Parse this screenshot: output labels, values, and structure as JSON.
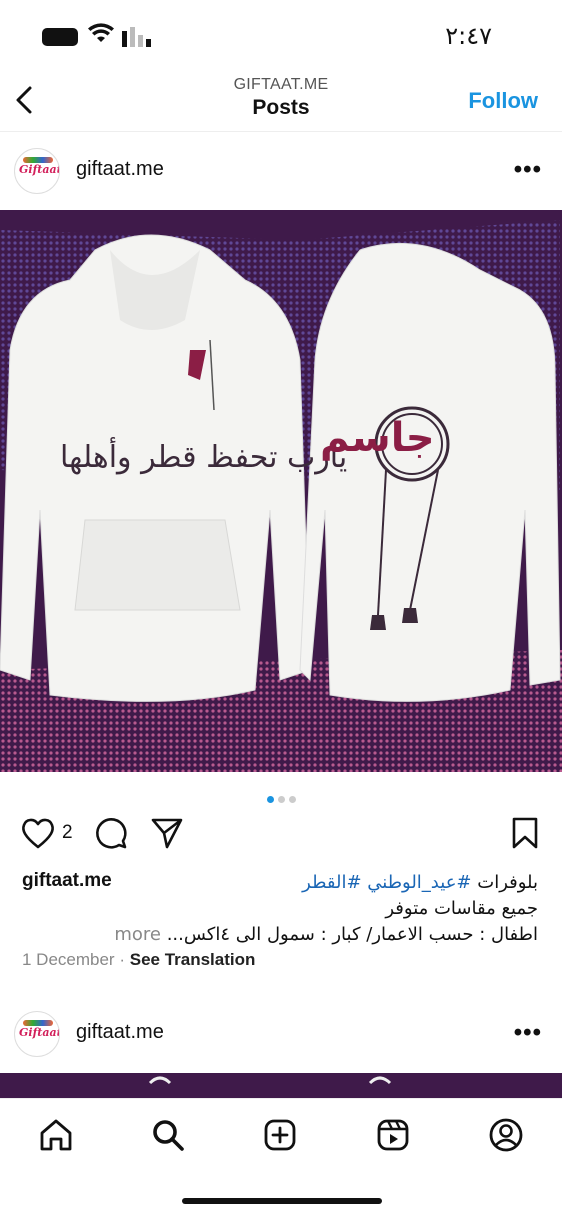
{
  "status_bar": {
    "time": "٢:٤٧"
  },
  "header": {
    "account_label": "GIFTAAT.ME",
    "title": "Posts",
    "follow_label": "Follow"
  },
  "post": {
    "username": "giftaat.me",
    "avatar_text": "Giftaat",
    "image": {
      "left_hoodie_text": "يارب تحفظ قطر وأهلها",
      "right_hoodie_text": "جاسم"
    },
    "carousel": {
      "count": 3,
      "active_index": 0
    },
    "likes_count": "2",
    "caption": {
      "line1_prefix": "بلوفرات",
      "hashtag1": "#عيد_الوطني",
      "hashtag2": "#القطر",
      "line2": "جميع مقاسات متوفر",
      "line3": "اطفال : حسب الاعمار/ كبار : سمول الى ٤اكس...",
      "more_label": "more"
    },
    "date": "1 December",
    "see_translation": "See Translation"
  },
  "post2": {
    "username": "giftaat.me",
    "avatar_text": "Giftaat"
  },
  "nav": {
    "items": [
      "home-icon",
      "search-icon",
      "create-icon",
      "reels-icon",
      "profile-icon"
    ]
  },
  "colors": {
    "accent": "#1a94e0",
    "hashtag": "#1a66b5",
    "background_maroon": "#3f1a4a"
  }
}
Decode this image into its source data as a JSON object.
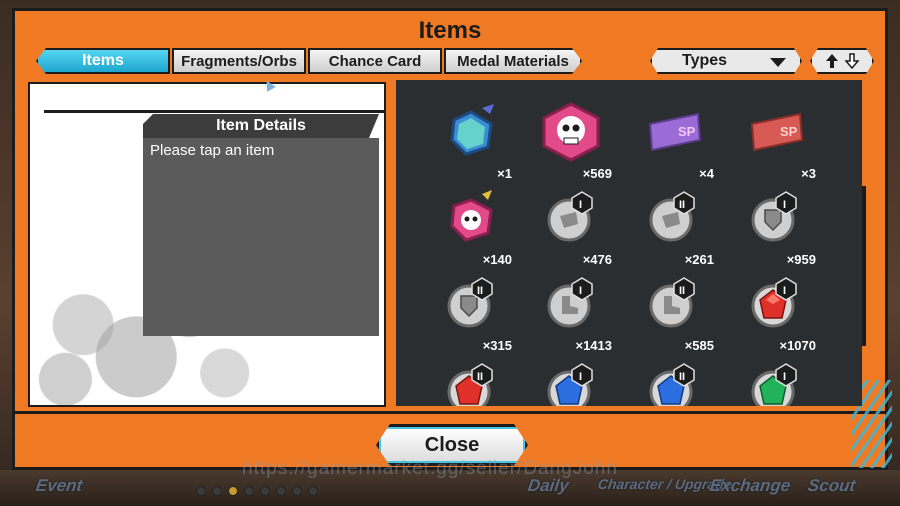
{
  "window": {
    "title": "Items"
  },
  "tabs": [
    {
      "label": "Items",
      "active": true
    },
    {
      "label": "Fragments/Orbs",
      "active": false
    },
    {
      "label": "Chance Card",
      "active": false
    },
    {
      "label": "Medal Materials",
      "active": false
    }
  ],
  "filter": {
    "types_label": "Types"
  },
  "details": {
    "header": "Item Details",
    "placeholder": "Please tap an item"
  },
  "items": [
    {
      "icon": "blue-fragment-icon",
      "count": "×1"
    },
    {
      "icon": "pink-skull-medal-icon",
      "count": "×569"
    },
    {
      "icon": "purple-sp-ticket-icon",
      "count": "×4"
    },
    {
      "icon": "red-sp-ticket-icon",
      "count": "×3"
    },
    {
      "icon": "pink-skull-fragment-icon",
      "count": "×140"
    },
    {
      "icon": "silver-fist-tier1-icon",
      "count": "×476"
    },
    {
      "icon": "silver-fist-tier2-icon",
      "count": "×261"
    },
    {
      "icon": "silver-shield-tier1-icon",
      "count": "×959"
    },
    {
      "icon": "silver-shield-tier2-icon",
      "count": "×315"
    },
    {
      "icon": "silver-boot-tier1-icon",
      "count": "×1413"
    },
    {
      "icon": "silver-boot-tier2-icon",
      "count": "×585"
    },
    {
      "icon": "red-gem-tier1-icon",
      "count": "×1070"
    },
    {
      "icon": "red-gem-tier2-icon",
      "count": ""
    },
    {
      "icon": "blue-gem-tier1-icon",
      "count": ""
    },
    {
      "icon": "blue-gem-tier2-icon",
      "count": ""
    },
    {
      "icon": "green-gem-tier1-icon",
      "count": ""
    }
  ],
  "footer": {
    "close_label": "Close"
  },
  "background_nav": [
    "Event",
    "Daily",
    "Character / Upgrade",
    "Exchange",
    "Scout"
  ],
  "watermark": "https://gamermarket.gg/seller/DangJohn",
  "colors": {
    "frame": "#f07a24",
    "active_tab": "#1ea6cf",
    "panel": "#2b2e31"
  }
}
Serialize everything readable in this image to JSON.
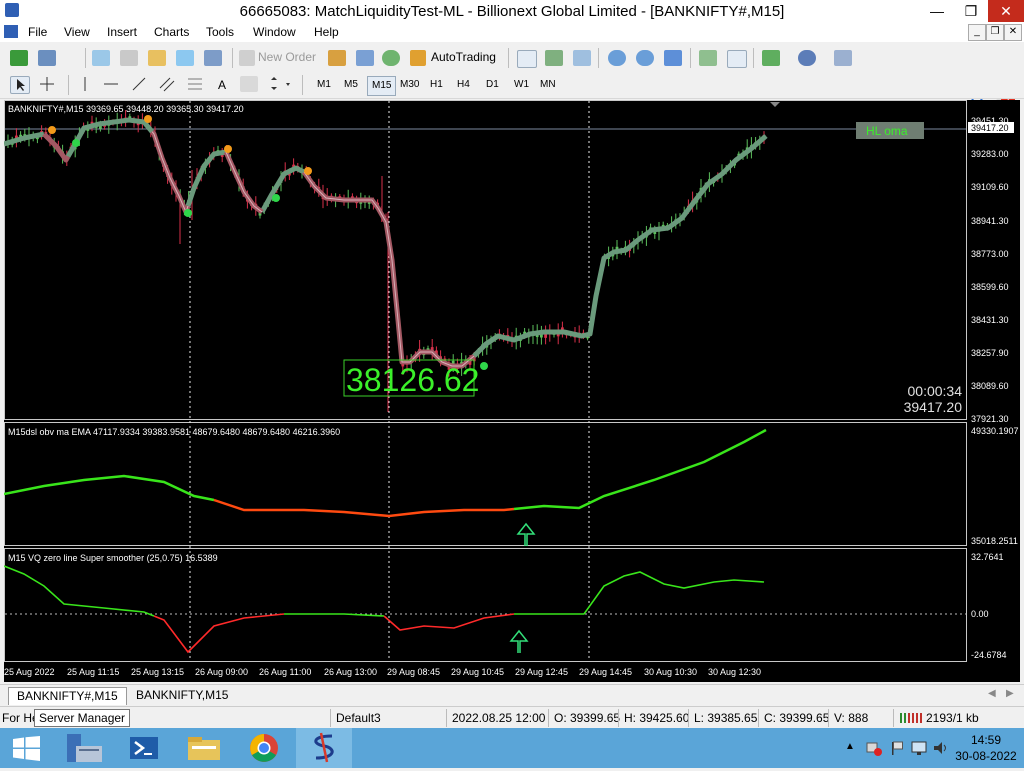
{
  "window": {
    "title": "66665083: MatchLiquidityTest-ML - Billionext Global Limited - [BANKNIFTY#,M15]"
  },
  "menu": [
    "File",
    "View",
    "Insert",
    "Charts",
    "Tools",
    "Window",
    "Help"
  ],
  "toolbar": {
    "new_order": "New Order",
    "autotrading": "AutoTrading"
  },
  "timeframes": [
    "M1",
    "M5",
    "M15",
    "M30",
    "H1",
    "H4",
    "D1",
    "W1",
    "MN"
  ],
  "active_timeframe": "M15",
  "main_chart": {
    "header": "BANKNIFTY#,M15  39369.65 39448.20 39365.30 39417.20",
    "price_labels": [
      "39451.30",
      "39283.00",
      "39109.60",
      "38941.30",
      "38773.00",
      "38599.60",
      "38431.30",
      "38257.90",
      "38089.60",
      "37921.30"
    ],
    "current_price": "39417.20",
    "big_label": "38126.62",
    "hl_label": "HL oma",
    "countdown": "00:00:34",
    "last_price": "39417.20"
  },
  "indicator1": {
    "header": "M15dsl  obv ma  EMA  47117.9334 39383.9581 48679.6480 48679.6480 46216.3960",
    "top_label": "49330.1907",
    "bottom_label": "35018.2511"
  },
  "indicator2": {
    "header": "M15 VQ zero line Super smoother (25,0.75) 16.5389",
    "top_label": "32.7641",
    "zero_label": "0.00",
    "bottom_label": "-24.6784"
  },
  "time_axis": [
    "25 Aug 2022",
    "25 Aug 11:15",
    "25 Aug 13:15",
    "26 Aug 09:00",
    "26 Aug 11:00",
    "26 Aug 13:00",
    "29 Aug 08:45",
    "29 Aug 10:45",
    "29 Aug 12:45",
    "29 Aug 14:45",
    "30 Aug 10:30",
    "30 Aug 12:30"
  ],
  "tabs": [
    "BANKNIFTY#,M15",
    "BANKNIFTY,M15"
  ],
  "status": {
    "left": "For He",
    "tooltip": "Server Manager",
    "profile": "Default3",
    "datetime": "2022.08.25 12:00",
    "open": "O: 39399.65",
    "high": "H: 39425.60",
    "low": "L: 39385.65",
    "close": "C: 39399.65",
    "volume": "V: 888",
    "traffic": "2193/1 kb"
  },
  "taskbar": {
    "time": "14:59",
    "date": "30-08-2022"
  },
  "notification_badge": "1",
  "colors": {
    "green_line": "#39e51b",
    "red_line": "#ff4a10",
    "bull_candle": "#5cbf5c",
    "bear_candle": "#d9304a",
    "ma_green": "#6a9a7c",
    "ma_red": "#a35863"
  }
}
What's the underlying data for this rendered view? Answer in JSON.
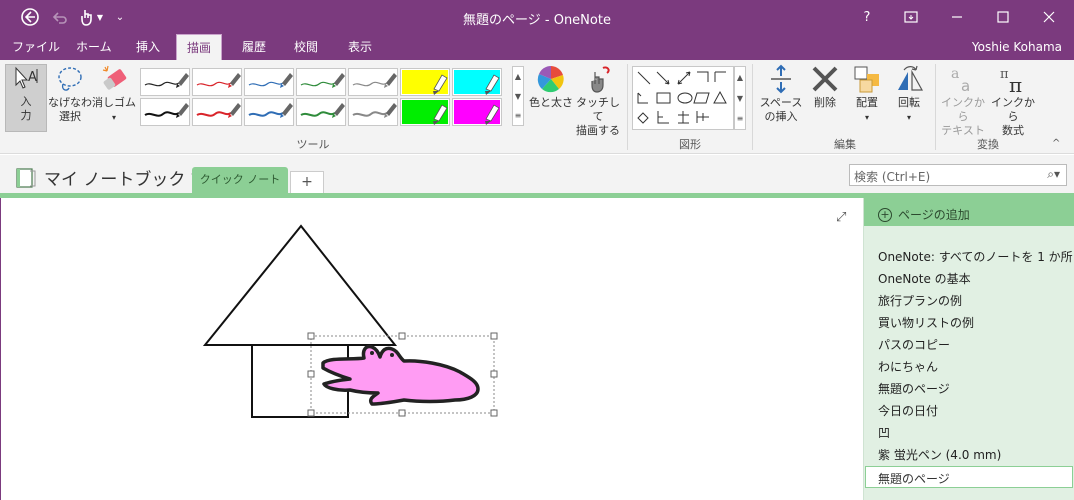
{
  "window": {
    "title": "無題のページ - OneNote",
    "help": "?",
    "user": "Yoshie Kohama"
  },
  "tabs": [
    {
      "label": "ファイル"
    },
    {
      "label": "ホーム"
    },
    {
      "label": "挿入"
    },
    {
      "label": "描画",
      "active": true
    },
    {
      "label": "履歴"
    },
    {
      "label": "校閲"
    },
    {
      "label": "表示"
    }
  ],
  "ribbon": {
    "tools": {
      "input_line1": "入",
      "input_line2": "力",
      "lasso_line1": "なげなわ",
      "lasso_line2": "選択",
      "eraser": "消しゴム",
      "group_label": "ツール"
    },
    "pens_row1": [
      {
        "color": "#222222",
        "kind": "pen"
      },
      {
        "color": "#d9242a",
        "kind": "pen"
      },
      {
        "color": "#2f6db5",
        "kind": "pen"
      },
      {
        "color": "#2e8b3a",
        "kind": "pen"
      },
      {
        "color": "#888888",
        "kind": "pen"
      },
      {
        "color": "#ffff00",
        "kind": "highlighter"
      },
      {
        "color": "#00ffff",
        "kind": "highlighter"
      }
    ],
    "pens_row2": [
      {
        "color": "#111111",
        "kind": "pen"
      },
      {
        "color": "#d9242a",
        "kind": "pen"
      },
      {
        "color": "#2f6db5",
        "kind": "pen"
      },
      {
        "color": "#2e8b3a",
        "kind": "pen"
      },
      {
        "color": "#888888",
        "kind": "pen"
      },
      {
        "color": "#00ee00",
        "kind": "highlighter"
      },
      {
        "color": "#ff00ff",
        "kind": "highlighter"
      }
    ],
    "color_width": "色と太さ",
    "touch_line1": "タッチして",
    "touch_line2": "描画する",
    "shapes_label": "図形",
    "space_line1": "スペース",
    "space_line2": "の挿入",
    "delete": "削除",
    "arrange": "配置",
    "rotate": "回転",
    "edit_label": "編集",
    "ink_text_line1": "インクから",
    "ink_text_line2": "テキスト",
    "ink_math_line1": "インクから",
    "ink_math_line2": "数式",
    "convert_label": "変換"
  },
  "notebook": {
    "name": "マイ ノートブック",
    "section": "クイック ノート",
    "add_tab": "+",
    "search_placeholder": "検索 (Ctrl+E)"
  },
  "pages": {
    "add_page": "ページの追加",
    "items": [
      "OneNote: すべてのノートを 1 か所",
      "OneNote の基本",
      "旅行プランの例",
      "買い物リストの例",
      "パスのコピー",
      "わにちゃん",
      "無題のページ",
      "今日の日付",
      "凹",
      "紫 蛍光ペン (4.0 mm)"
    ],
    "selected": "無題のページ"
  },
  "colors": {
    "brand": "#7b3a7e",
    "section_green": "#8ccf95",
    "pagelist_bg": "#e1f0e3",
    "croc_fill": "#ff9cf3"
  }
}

YOUR GOAL: Determine the number of lines in the entries above where the string "data" appears. Answer with the number alone.

ANSWER TO THIS EXERCISE: 2